- _Objective_
Here are some records; return them all exactly.

- _Supplied data_
** START **

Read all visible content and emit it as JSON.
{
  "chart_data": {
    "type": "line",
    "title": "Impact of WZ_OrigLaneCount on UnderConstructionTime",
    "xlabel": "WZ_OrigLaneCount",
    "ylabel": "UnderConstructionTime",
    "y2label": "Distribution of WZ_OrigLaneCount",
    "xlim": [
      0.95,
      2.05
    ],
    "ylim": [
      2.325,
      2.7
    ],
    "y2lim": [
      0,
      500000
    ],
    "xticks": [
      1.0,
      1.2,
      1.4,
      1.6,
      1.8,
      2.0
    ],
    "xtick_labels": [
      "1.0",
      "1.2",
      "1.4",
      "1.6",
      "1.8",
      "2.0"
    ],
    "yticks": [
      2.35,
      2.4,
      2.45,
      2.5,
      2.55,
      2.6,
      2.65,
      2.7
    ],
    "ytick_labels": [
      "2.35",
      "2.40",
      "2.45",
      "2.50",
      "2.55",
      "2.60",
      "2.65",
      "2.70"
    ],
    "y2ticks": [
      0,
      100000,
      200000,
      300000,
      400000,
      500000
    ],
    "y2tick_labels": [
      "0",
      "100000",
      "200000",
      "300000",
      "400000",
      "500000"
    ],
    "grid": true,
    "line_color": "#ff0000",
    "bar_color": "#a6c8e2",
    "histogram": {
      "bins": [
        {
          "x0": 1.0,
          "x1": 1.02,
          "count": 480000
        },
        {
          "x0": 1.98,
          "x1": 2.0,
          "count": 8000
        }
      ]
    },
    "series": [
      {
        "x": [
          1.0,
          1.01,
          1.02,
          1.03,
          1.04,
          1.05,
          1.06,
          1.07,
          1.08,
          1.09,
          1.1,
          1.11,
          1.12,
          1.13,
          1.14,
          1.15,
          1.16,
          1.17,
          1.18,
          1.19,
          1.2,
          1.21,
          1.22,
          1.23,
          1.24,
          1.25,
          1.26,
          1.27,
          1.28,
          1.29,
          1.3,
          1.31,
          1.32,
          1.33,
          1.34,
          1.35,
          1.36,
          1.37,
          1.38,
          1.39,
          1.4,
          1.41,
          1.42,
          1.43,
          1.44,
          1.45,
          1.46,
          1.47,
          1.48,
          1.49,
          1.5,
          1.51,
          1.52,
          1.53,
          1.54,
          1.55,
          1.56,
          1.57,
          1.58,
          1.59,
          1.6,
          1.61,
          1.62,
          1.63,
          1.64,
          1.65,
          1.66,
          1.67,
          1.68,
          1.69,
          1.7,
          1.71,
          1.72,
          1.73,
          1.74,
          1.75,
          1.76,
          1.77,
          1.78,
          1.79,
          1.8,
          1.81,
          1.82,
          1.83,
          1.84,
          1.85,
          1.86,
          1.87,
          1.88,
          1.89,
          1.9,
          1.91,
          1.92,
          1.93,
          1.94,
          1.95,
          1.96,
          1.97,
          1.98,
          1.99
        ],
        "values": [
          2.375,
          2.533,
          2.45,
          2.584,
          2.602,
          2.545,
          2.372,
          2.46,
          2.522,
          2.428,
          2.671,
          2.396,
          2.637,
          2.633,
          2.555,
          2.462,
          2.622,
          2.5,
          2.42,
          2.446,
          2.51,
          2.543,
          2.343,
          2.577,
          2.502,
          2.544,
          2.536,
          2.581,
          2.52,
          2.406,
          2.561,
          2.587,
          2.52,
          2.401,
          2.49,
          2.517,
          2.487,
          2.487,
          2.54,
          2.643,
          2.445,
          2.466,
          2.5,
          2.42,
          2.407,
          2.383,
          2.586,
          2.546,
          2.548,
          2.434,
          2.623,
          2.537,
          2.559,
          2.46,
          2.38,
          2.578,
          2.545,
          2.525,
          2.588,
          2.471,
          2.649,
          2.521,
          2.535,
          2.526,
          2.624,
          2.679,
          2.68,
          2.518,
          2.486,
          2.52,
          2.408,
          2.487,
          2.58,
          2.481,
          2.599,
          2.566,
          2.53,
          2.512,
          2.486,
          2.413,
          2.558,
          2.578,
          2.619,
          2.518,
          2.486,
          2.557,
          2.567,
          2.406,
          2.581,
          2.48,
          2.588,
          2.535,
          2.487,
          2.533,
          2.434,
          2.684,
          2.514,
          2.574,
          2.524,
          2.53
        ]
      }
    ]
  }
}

** END **

- _Reply_
Read all visible content and emit it as JSON.
{
  "chart_data": {
    "type": "line",
    "title": "Impact of WZ_OrigLaneCount on UnderConstructionTime",
    "xlabel": "WZ_OrigLaneCount",
    "ylabel": "UnderConstructionTime",
    "y2label": "Distribution of WZ_OrigLaneCount",
    "xlim": [
      0.95,
      2.05
    ],
    "ylim": [
      2.325,
      2.7
    ],
    "y2lim": [
      0,
      500000
    ],
    "xticks": [
      1.0,
      1.2,
      1.4,
      1.6,
      1.8,
      2.0
    ],
    "xtick_labels": [
      "1.0",
      "1.2",
      "1.4",
      "1.6",
      "1.8",
      "2.0"
    ],
    "yticks": [
      2.35,
      2.4,
      2.45,
      2.5,
      2.55,
      2.6,
      2.65,
      2.7
    ],
    "ytick_labels": [
      "2.35",
      "2.40",
      "2.45",
      "2.50",
      "2.55",
      "2.60",
      "2.65",
      "2.70"
    ],
    "y2ticks": [
      0,
      100000,
      200000,
      300000,
      400000,
      500000
    ],
    "y2tick_labels": [
      "0",
      "100000",
      "200000",
      "300000",
      "400000",
      "500000"
    ],
    "grid": true,
    "line_color": "#ff0000",
    "bar_color": "#a6c8e2",
    "histogram": {
      "bins": [
        {
          "x0": 1.0,
          "x1": 1.02,
          "count": 480000
        },
        {
          "x0": 1.98,
          "x1": 2.0,
          "count": 8000
        }
      ]
    },
    "series": [
      {
        "x": [
          1.0,
          1.01,
          1.02,
          1.03,
          1.04,
          1.05,
          1.06,
          1.07,
          1.08,
          1.09,
          1.1,
          1.11,
          1.12,
          1.13,
          1.14,
          1.15,
          1.16,
          1.17,
          1.18,
          1.19,
          1.2,
          1.21,
          1.22,
          1.23,
          1.24,
          1.25,
          1.26,
          1.27,
          1.28,
          1.29,
          1.3,
          1.31,
          1.32,
          1.33,
          1.34,
          1.35,
          1.36,
          1.37,
          1.38,
          1.39,
          1.4,
          1.41,
          1.42,
          1.43,
          1.44,
          1.45,
          1.46,
          1.47,
          1.48,
          1.49,
          1.5,
          1.51,
          1.52,
          1.53,
          1.54,
          1.55,
          1.56,
          1.57,
          1.58,
          1.59,
          1.6,
          1.61,
          1.62,
          1.63,
          1.64,
          1.65,
          1.66,
          1.67,
          1.68,
          1.69,
          1.7,
          1.71,
          1.72,
          1.73,
          1.74,
          1.75,
          1.76,
          1.77,
          1.78,
          1.79,
          1.8,
          1.81,
          1.82,
          1.83,
          1.84,
          1.85,
          1.86,
          1.87,
          1.88,
          1.89,
          1.9,
          1.91,
          1.92,
          1.93,
          1.94,
          1.95,
          1.96,
          1.97,
          1.98,
          1.99
        ],
        "values": [
          2.375,
          2.533,
          2.45,
          2.584,
          2.602,
          2.545,
          2.372,
          2.46,
          2.522,
          2.428,
          2.671,
          2.396,
          2.637,
          2.633,
          2.555,
          2.462,
          2.622,
          2.5,
          2.42,
          2.446,
          2.51,
          2.543,
          2.343,
          2.577,
          2.502,
          2.544,
          2.536,
          2.581,
          2.52,
          2.406,
          2.561,
          2.587,
          2.52,
          2.401,
          2.49,
          2.517,
          2.487,
          2.487,
          2.54,
          2.643,
          2.445,
          2.466,
          2.5,
          2.42,
          2.407,
          2.383,
          2.586,
          2.546,
          2.548,
          2.434,
          2.623,
          2.537,
          2.559,
          2.46,
          2.38,
          2.578,
          2.545,
          2.525,
          2.588,
          2.471,
          2.649,
          2.521,
          2.535,
          2.526,
          2.624,
          2.679,
          2.68,
          2.518,
          2.486,
          2.52,
          2.408,
          2.487,
          2.58,
          2.481,
          2.599,
          2.566,
          2.53,
          2.512,
          2.486,
          2.413,
          2.558,
          2.578,
          2.619,
          2.518,
          2.486,
          2.557,
          2.567,
          2.406,
          2.581,
          2.48,
          2.588,
          2.535,
          2.487,
          2.533,
          2.434,
          2.684,
          2.514,
          2.574,
          2.524,
          2.53
        ]
      }
    ]
  }
}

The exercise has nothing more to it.